* [WHAT IS ASKED]
Quote all entries in full, exactly.

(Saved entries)
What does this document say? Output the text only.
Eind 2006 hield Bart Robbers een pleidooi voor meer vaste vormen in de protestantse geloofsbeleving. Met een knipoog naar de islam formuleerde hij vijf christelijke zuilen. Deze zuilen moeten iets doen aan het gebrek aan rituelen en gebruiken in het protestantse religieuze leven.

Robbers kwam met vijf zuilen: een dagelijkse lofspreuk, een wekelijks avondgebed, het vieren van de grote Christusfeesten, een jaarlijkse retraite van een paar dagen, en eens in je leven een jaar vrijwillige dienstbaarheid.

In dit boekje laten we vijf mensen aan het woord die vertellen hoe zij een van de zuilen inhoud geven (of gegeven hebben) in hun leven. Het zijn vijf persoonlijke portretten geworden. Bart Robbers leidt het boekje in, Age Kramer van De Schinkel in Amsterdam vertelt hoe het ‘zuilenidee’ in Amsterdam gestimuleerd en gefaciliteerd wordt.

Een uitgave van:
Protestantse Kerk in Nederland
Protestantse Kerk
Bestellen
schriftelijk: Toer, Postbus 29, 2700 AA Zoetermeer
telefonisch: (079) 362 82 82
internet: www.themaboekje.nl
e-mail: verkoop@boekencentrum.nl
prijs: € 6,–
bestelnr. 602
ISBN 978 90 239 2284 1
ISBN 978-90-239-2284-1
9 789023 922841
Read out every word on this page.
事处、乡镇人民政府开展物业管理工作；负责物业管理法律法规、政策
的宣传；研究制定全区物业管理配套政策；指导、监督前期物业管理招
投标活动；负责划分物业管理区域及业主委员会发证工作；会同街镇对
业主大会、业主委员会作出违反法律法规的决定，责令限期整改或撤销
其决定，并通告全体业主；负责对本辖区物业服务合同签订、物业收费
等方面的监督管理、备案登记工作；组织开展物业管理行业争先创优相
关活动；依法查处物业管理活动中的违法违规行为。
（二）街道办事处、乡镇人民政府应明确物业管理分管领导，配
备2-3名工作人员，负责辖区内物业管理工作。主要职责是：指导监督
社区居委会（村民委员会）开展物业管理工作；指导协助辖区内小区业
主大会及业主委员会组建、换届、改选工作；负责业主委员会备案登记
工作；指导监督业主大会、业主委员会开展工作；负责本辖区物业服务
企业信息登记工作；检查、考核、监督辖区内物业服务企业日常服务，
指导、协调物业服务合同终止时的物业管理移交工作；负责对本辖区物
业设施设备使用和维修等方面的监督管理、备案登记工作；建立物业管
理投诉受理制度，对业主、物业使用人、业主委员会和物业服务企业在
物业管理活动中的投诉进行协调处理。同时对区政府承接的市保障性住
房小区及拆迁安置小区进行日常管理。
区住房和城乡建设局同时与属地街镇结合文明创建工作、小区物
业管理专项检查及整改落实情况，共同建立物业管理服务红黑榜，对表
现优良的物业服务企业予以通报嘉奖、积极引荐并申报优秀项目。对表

* [SOLUTION TO THIS PROBLEM]
What does this document say? Output the text only.
Eind 2006 hield Bart Robbers een pleidooi voor meer vaste vormen in de protestantse geloofsbeleving. Met een knipoog naar de islam formuleerde hij vijf christelijke zuilen. Deze zuilen moeten iets doen aan het gebrek aan rituelen en gebruiken in het protestantse religieuze leven.

Robbers kwam met vijf zuilen: een dagelijkse lofspreuk, een wekelijks avondgebed, het vieren van de grote Christusfeesten, een jaarlijkse retraite van een paar dagen, en eens in je leven een jaar vrijwillige dienstbaarheid.

In dit boekje laten we vijf mensen aan het woord die vertellen hoe zij een van de zuilen inhoud geven (of gegeven hebben) in hun leven. Het zijn vijf persoonlijke portretten geworden. Bart Robbers leidt het boekje in, Age Kramer van De Schinkel in Amsterdam vertelt hoe het ‘zuilenidee’ in Amsterdam gestimuleerd en gefaciliteerd wordt.

Een uitgave van:
Protestantse Kerk in Nederland
Protestantse Kerk
Bestellen
schriftelijk: Toer, Postbus 29, 2700 AA Zoetermeer
telefonisch: (079) 362 82 82
internet: www.themaboekje.nl
e-mail: verkoop@boekencentrum.nl
prijs: € 6,–
bestelnr. 602
ISBN 978 90 239 2284 1
ISBN 978-90-239-2284-1
9 789023 922841
Read out every word on this page.
事处、乡镇人民政府开展物业管理工作；负责物业管理法律法规、政策
的宣传；研究制定全区物业管理配套政策；指导、监督前期物业管理招
投标活动；负责划分物业管理区域及业主委员会发证工作；会同街镇对
业主大会、业主委员会作出违反法律法规的决定，责令限期整改或撤销
其决定，并通告全体业主；负责对本辖区物业服务合同签订、物业收费
等方面的监督管理、备案登记工作；组织开展物业管理行业争先创优相
关活动；依法查处物业管理活动中的违法违规行为。
（二）街道办事处、乡镇人民政府应明确物业管理分管领导，配
备2-3名工作人员，负责辖区内物业管理工作。主要职责是：指导监督
社区居委会（村民委员会）开展物业管理工作；指导协助辖区内小区业
主大会及业主委员会组建、换届、改选工作；负责业主委员会备案登记
工作；指导监督业主大会、业主委员会开展工作；负责本辖区物业服务
企业信息登记工作；检查、考核、监督辖区内物业服务企业日常服务，
指导、协调物业服务合同终止时的物业管理移交工作；负责对本辖区物
业设施设备使用和维修等方面的监督管理、备案登记工作；建立物业管
理投诉受理制度，对业主、物业使用人、业主委员会和物业服务企业在
物业管理活动中的投诉进行协调处理。同时对区政府承接的市保障性住
房小区及拆迁安置小区进行日常管理。
区住房和城乡建设局同时与属地街镇结合文明创建工作、小区物
业管理专项检查及整改落实情况，共同建立物业管理服务红黑榜，对表
现优良的物业服务企业予以通报嘉奖、积极引荐并申报优秀项目。对表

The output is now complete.